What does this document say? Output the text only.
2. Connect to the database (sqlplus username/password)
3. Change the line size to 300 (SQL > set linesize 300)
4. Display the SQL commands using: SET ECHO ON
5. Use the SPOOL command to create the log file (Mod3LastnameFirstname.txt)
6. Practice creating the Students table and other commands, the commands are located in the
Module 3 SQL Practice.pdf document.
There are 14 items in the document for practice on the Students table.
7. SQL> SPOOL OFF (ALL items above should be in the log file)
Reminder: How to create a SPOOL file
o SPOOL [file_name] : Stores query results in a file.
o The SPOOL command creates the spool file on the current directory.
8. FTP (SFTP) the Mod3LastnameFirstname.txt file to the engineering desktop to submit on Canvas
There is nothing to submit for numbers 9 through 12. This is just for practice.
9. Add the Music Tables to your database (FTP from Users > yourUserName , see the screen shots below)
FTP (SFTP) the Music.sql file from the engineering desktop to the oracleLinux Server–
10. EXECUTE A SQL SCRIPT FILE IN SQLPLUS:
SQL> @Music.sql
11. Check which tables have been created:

----

SET EXERCISE → Count every line in the data where the string "commands" occurs. Give nothing except the number.

THE COMPLETED TASK → 2